(Part of a data file)
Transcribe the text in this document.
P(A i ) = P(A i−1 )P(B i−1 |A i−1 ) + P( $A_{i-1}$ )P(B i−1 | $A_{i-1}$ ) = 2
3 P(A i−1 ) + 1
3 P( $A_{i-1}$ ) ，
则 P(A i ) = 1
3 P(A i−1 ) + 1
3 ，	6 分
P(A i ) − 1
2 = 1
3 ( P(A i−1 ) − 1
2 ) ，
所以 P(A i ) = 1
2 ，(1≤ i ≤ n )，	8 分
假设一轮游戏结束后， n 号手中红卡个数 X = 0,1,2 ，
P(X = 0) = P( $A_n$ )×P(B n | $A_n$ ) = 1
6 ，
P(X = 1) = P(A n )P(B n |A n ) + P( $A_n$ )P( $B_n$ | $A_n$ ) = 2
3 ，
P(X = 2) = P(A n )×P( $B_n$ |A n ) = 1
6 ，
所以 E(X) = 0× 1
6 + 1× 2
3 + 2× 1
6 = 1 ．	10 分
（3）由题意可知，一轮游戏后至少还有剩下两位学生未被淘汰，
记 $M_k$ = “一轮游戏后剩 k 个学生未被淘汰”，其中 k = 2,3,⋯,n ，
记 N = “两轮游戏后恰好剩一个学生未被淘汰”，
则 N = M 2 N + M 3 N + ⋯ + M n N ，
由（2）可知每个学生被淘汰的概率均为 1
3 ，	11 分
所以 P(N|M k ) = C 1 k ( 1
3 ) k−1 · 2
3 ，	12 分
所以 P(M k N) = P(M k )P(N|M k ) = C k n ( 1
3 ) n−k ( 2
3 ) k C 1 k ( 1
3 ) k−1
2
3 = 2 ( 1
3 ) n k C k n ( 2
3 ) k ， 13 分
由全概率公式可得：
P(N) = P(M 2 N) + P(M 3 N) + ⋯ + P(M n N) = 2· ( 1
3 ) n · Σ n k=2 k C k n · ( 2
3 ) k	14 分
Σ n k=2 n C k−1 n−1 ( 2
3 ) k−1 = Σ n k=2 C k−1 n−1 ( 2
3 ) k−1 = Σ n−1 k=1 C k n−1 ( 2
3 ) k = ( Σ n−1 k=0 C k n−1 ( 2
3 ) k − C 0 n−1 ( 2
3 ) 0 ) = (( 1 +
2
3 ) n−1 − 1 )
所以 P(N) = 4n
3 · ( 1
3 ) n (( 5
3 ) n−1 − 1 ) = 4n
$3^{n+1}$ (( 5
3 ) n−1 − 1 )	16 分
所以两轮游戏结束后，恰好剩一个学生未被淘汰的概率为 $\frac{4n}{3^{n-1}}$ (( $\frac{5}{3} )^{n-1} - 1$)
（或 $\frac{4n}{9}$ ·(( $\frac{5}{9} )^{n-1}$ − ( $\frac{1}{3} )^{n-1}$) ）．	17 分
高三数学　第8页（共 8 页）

__AIM OF THE TASK__
Copy every line of the material in which the word "frac" occurs.

__TASK RESULT__
所以两轮游戏结束后，恰好剩一个学生未被淘汰的概率为 $\frac{4n}{3^{n-1}}$ (( $\frac{5}{3} )^{n-1} - 1$)
（或 $\frac{4n}{9}$ ·(( $\frac{5}{9} )^{n-1}$ − ( $\frac{1}{3} )^{n-1}$) ）．	17 分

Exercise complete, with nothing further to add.